• [Problem]: Reproduce the listing exactly and skip over any pictures.

• [Supplied entries]:
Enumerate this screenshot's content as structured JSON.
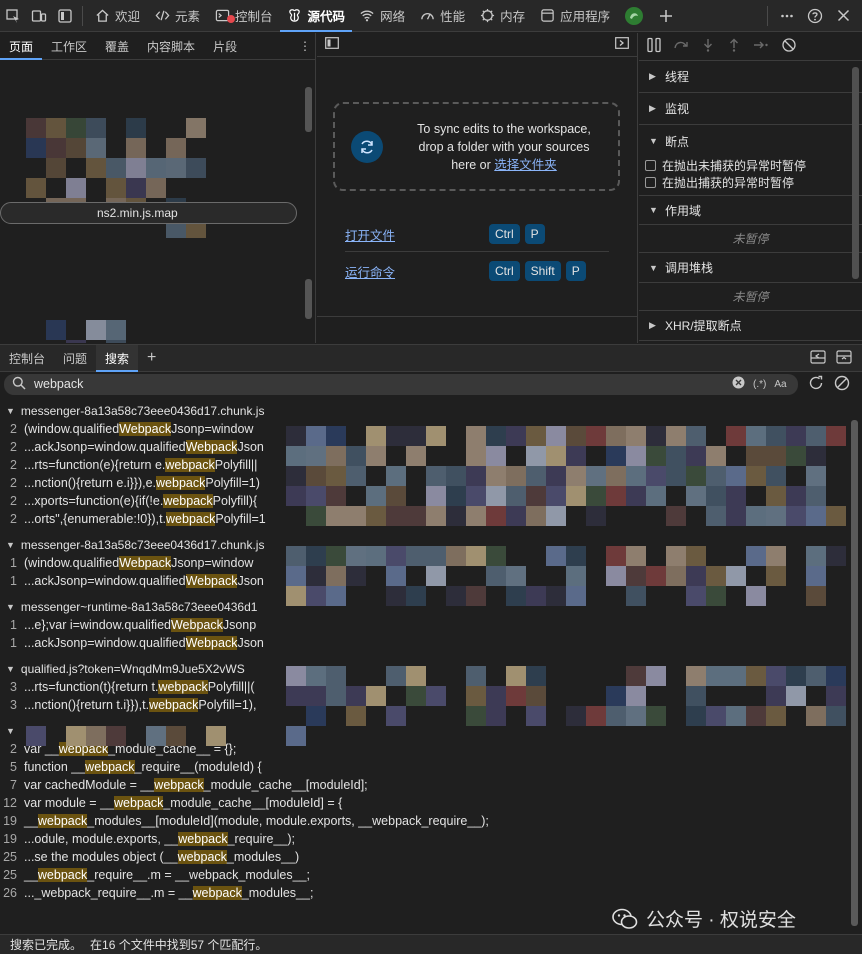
{
  "top_tabs": [
    {
      "label": "欢迎",
      "icon": "home-icon"
    },
    {
      "label": "元素",
      "icon": "elements-icon"
    },
    {
      "label": "控制台",
      "icon": "console-icon"
    },
    {
      "label": "源代码",
      "icon": "sources-icon"
    },
    {
      "label": "网络",
      "icon": "wifi-icon"
    },
    {
      "label": "性能",
      "icon": "performance-icon"
    },
    {
      "label": "内存",
      "icon": "memory-icon"
    },
    {
      "label": "应用程序",
      "icon": "application-icon"
    }
  ],
  "navigator": {
    "tabs": [
      "页面",
      "工作区",
      "覆盖",
      "内容脚本",
      "片段"
    ],
    "selected_file": "ns2.min.js.map"
  },
  "editor": {
    "sync_text_1": "To sync edits to the workspace,",
    "sync_text_2": "drop a folder with your sources",
    "sync_text_3": "here or",
    "sync_link": "选择文件夹",
    "open_file_label": "打开文件",
    "open_file_keys": [
      "Ctrl",
      "P"
    ],
    "run_command_label": "运行命令",
    "run_command_keys": [
      "Ctrl",
      "Shift",
      "P"
    ]
  },
  "debugger": {
    "sections": {
      "threads": "线程",
      "watch": "监视",
      "breakpoints": "断点",
      "scope": "作用域",
      "call_stack": "调用堆栈",
      "xhr": "XHR/提取断点"
    },
    "pause_uncaught": "在抛出未捕获的异常时暂停",
    "pause_caught": "在抛出捕获的异常时暂停",
    "not_paused": "未暂停"
  },
  "drawer": {
    "tabs": [
      "控制台",
      "问题",
      "搜索"
    ],
    "search_value": "webpack",
    "regex_label": "(.*)",
    "case_label": "Aa"
  },
  "results": {
    "files": [
      {
        "name": "messenger-8a13a58c73eee0436d17.chunk.js",
        "lines": [
          {
            "ln": "2",
            "pre": "(window.qualified",
            "hl": "Webpack",
            "post": "Jsonp=window"
          },
          {
            "ln": "2",
            "pre": "...ackJsonp=window.qualified",
            "hl": "Webpack",
            "post": "Json"
          },
          {
            "ln": "2",
            "pre": "...rts=function(e){return e.",
            "hl": "webpack",
            "post": "Polyfill||"
          },
          {
            "ln": "2",
            "pre": "...nction(){return e.i}}),e.",
            "hl": "webpack",
            "post": "Polyfill=1)"
          },
          {
            "ln": "2",
            "pre": "...xports=function(e){if(!e.",
            "hl": "webpack",
            "post": "Polyfill){"
          },
          {
            "ln": "2",
            "pre": "...orts\",{enumerable:!0}),t.",
            "hl": "webpack",
            "post": "Polyfill=1"
          }
        ]
      },
      {
        "name": "messenger-8a13a58c73eee0436d17.chunk.js",
        "lines": [
          {
            "ln": "1",
            "pre": "(window.qualified",
            "hl": "Webpack",
            "post": "Jsonp=window"
          },
          {
            "ln": "1",
            "pre": "...ackJsonp=window.qualified",
            "hl": "Webpack",
            "post": "Json"
          }
        ]
      },
      {
        "name": "messenger~runtime-8a13a58c73eee0436d1",
        "lines": [
          {
            "ln": "1",
            "pre": "...e};var i=window.qualified",
            "hl": "Webpack",
            "post": "Jsonp"
          },
          {
            "ln": "1",
            "pre": "...ackJsonp=window.qualified",
            "hl": "Webpack",
            "post": "Json"
          }
        ]
      },
      {
        "name": "qualified.js?token=WnqdMm9Jue5X2vWS",
        "lines": [
          {
            "ln": "3",
            "pre": "...rts=function(t){return t.",
            "hl": "webpack",
            "post": "Polyfill||("
          },
          {
            "ln": "3",
            "pre": "...nction(){return t.i}}),t.",
            "hl": "webpack",
            "post": "Polyfill=1),"
          }
        ]
      },
      {
        "name": "",
        "lines": [
          {
            "ln": "2",
            "pre": "var __",
            "hl": "webpack",
            "post": "_module_cache__ = {};"
          },
          {
            "ln": "5",
            "pre": "function __",
            "hl": "webpack",
            "post": "_require__(moduleId) {"
          },
          {
            "ln": "7",
            "pre": "var cachedModule = __",
            "hl": "webpack",
            "post": "_module_cache__[moduleId];"
          },
          {
            "ln": "12",
            "pre": "var module = __",
            "hl": "webpack",
            "post": "_module_cache__[moduleId] = {"
          },
          {
            "ln": "19",
            "pre": "__",
            "hl": "webpack",
            "post": "_modules__[moduleId](module, module.exports, __webpack_require__);"
          },
          {
            "ln": "19",
            "pre": "...odule, module.exports, __",
            "hl": "webpack",
            "post": "_require__);"
          },
          {
            "ln": "25",
            "pre": "...se the modules object (__",
            "hl": "webpack",
            "post": "_modules__)"
          },
          {
            "ln": "25",
            "pre": "__",
            "hl": "webpack",
            "post": "_require__.m = __webpack_modules__;"
          },
          {
            "ln": "26",
            "pre": "..._webpack_require__.m = __",
            "hl": "webpack",
            "post": "_modules__;"
          }
        ]
      }
    ]
  },
  "status": {
    "done": "搜索已完成。",
    "summary": "在16 个文件中找到57 个匹配行。"
  },
  "watermark": "公众号 · 权说安全",
  "colors": {
    "accent": "#5fa3f7",
    "highlight": "#6b5310",
    "link": "#8ab4f8",
    "kbd": "#0b4a75"
  }
}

• [The response]:
Enumerate this screenshot's content as structured JSON.
{
  "top_tabs": [
    {
      "label": "欢迎",
      "icon": "home-icon"
    },
    {
      "label": "元素",
      "icon": "elements-icon"
    },
    {
      "label": "控制台",
      "icon": "console-icon"
    },
    {
      "label": "源代码",
      "icon": "sources-icon"
    },
    {
      "label": "网络",
      "icon": "wifi-icon"
    },
    {
      "label": "性能",
      "icon": "performance-icon"
    },
    {
      "label": "内存",
      "icon": "memory-icon"
    },
    {
      "label": "应用程序",
      "icon": "application-icon"
    }
  ],
  "navigator": {
    "tabs": [
      "页面",
      "工作区",
      "覆盖",
      "内容脚本",
      "片段"
    ],
    "selected_file": "ns2.min.js.map"
  },
  "editor": {
    "sync_text_1": "To sync edits to the workspace,",
    "sync_text_2": "drop a folder with your sources",
    "sync_text_3": "here or",
    "sync_link": "选择文件夹",
    "open_file_label": "打开文件",
    "open_file_keys": [
      "Ctrl",
      "P"
    ],
    "run_command_label": "运行命令",
    "run_command_keys": [
      "Ctrl",
      "Shift",
      "P"
    ]
  },
  "debugger": {
    "sections": {
      "threads": "线程",
      "watch": "监视",
      "breakpoints": "断点",
      "scope": "作用域",
      "call_stack": "调用堆栈",
      "xhr": "XHR/提取断点"
    },
    "pause_uncaught": "在抛出未捕获的异常时暂停",
    "pause_caught": "在抛出捕获的异常时暂停",
    "not_paused": "未暂停"
  },
  "drawer": {
    "tabs": [
      "控制台",
      "问题",
      "搜索"
    ],
    "search_value": "webpack",
    "regex_label": "(.*)",
    "case_label": "Aa"
  },
  "results": {
    "files": [
      {
        "name": "messenger-8a13a58c73eee0436d17.chunk.js",
        "lines": [
          {
            "ln": "2",
            "pre": "(window.qualified",
            "hl": "Webpack",
            "post": "Jsonp=window"
          },
          {
            "ln": "2",
            "pre": "...ackJsonp=window.qualified",
            "hl": "Webpack",
            "post": "Json"
          },
          {
            "ln": "2",
            "pre": "...rts=function(e){return e.",
            "hl": "webpack",
            "post": "Polyfill||"
          },
          {
            "ln": "2",
            "pre": "...nction(){return e.i}}),e.",
            "hl": "webpack",
            "post": "Polyfill=1)"
          },
          {
            "ln": "2",
            "pre": "...xports=function(e){if(!e.",
            "hl": "webpack",
            "post": "Polyfill){"
          },
          {
            "ln": "2",
            "pre": "...orts\",{enumerable:!0}),t.",
            "hl": "webpack",
            "post": "Polyfill=1"
          }
        ]
      },
      {
        "name": "messenger-8a13a58c73eee0436d17.chunk.js",
        "lines": [
          {
            "ln": "1",
            "pre": "(window.qualified",
            "hl": "Webpack",
            "post": "Jsonp=window"
          },
          {
            "ln": "1",
            "pre": "...ackJsonp=window.qualified",
            "hl": "Webpack",
            "post": "Json"
          }
        ]
      },
      {
        "name": "messenger~runtime-8a13a58c73eee0436d1",
        "lines": [
          {
            "ln": "1",
            "pre": "...e};var i=window.qualified",
            "hl": "Webpack",
            "post": "Jsonp"
          },
          {
            "ln": "1",
            "pre": "...ackJsonp=window.qualified",
            "hl": "Webpack",
            "post": "Json"
          }
        ]
      },
      {
        "name": "qualified.js?token=WnqdMm9Jue5X2vWS",
        "lines": [
          {
            "ln": "3",
            "pre": "...rts=function(t){return t.",
            "hl": "webpack",
            "post": "Polyfill||("
          },
          {
            "ln": "3",
            "pre": "...nction(){return t.i}}),t.",
            "hl": "webpack",
            "post": "Polyfill=1),"
          }
        ]
      },
      {
        "name": "",
        "lines": [
          {
            "ln": "2",
            "pre": "var __",
            "hl": "webpack",
            "post": "_module_cache__ = {};"
          },
          {
            "ln": "5",
            "pre": "function __",
            "hl": "webpack",
            "post": "_require__(moduleId) {"
          },
          {
            "ln": "7",
            "pre": "var cachedModule = __",
            "hl": "webpack",
            "post": "_module_cache__[moduleId];"
          },
          {
            "ln": "12",
            "pre": "var module = __",
            "hl": "webpack",
            "post": "_module_cache__[moduleId] = {"
          },
          {
            "ln": "19",
            "pre": "__",
            "hl": "webpack",
            "post": "_modules__[moduleId](module, module.exports, __webpack_require__);"
          },
          {
            "ln": "19",
            "pre": "...odule, module.exports, __",
            "hl": "webpack",
            "post": "_require__);"
          },
          {
            "ln": "25",
            "pre": "...se the modules object (__",
            "hl": "webpack",
            "post": "_modules__)"
          },
          {
            "ln": "25",
            "pre": "__",
            "hl": "webpack",
            "post": "_require__.m = __webpack_modules__;"
          },
          {
            "ln": "26",
            "pre": "..._webpack_require__.m = __",
            "hl": "webpack",
            "post": "_modules__;"
          }
        ]
      }
    ]
  },
  "status": {
    "done": "搜索已完成。",
    "summary": "在16 个文件中找到57 个匹配行。"
  },
  "watermark": "公众号 · 权说安全",
  "colors": {
    "accent": "#5fa3f7",
    "highlight": "#6b5310",
    "link": "#8ab4f8",
    "kbd": "#0b4a75"
  }
}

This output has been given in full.